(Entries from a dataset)
>> START

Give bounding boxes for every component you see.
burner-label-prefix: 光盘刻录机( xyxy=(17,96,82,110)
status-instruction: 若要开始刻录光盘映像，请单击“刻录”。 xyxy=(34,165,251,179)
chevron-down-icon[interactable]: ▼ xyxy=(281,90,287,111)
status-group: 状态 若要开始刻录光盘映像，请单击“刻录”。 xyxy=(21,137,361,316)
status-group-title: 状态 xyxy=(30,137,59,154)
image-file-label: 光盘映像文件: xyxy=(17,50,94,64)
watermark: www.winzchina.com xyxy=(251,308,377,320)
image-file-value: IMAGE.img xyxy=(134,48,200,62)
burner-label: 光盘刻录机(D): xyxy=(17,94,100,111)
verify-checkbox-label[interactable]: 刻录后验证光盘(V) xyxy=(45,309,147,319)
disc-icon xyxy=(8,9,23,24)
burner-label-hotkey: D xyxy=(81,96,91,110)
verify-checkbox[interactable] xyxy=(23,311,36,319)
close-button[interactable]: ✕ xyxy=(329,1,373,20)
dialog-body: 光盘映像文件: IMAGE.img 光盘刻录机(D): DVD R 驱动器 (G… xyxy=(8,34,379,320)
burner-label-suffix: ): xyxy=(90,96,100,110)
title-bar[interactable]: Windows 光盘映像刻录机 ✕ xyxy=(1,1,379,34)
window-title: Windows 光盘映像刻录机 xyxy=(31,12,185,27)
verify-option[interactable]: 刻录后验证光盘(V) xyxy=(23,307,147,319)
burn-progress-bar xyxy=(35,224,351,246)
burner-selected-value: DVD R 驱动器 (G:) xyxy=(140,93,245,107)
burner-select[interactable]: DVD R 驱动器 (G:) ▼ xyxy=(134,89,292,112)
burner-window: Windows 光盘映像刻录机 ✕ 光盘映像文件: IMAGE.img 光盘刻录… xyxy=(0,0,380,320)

>> END

Convert every line of the listing into a JSON list of strings, one string per line, leaving out any blank lines.

- **Task result**:
[
  "Give bounding boxes for every component you see.",
  "burner-label-prefix: 光盘刻录机( xyxy=(17,96,82,110)",
  "status-instruction: 若要开始刻录光盘映像，请单击“刻录”。 xyxy=(34,165,251,179)",
  "chevron-down-icon[interactable]: ▼ xyxy=(281,90,287,111)",
  "status-group: 状态 若要开始刻录光盘映像，请单击“刻录”。 xyxy=(21,137,361,316)",
  "status-group-title: 状态 xyxy=(30,137,59,154)",
  "image-file-label: 光盘映像文件: xyxy=(17,50,94,64)",
  "watermark: www.winzchina.com xyxy=(251,308,377,320)",
  "image-file-value: IMAGE.img xyxy=(134,48,200,62)",
  "burner-label: 光盘刻录机(D): xyxy=(17,94,100,111)",
  "verify-checkbox-label[interactable]: 刻录后验证光盘(V) xyxy=(45,309,147,319)",
  "disc-icon xyxy=(8,9,23,24)",
  "burner-label-hotkey: D xyxy=(81,96,91,110)",
  "verify-checkbox[interactable] xyxy=(23,311,36,319)",
  "close-button[interactable]: ✕ xyxy=(329,1,373,20)",
  "dialog-body: 光盘映像文件: IMAGE.img 光盘刻录机(D): DVD R 驱动器 (G… xyxy=(8,34,379,320)",
  "burner-label-suffix: ): xyxy=(90,96,100,110)",
  "title-bar[interactable]: Windows 光盘映像刻录机 ✕ xyxy=(1,1,379,34)",
  "window-title: Windows 光盘映像刻录机 xyxy=(31,12,185,27)",
  "verify-option[interactable]: 刻录后验证光盘(V) xyxy=(23,307,147,319)",
  "burn-progress-bar xyxy=(35,224,351,246)",
  "burner-selected-value: DVD R 驱动器 (G:) xyxy=(140,93,245,107)",
  "burner-select[interactable]: DVD R 驱动器 (G:) ▼ xyxy=(134,89,292,112)",
  "burner-window: Windows 光盘映像刻录机 ✕ 光盘映像文件: IMAGE.img 光盘刻录… xyxy=(0,0,380,320)"
]